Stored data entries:
++++++

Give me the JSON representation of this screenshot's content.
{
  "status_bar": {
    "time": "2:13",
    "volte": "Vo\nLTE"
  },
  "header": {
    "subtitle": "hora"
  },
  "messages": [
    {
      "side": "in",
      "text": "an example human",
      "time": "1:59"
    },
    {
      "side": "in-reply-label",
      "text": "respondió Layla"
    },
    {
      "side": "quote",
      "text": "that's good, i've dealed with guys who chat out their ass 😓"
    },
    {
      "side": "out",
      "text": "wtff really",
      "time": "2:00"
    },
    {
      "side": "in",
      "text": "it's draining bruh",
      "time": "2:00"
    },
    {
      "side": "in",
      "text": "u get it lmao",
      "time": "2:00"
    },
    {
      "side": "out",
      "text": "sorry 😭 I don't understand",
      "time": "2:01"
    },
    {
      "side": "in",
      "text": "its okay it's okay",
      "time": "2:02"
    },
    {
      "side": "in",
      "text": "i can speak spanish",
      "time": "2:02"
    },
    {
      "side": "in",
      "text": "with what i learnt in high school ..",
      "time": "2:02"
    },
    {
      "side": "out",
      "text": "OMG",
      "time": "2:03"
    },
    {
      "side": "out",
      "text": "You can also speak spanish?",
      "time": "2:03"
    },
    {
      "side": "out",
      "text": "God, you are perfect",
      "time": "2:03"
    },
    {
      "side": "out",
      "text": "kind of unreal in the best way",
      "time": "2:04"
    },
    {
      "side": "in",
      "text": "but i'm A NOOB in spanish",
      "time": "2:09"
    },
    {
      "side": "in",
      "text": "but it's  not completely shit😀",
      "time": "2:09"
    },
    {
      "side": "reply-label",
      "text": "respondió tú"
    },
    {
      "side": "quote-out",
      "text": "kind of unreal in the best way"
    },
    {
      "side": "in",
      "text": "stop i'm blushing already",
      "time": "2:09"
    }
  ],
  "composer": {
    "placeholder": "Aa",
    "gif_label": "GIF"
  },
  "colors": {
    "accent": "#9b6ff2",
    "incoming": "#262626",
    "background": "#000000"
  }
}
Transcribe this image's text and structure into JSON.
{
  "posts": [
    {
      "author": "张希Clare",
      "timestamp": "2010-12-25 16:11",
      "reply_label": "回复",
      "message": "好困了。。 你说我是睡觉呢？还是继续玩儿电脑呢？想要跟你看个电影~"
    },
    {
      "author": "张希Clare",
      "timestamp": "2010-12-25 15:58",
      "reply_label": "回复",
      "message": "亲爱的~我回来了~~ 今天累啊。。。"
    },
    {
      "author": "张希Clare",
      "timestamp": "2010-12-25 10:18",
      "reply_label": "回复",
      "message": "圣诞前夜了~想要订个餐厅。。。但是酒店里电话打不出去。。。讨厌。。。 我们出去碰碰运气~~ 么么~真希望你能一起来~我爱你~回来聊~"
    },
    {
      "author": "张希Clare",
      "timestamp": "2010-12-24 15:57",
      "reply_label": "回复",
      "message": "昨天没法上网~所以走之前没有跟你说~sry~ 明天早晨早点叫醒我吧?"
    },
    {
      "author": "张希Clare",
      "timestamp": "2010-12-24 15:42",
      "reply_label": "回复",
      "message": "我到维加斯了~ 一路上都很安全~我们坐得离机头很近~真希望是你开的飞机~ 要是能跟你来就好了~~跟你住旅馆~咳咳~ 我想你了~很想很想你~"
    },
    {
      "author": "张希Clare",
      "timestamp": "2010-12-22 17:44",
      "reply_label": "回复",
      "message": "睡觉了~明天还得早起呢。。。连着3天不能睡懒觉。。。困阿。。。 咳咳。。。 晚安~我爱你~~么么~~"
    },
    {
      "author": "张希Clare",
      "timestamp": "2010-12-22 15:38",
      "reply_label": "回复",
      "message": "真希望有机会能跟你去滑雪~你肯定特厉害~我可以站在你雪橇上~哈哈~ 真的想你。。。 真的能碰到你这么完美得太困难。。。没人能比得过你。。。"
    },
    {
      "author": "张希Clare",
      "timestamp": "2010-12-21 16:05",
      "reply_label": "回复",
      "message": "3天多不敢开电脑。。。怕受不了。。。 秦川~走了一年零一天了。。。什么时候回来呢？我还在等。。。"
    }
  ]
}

++++++

List every line above that contains the word "spanish".

Response to this exercise:
      "text": "i can speak spanish",
      "text": "You can also speak spanish?",
      "text": "but i'm A NOOB in spanish",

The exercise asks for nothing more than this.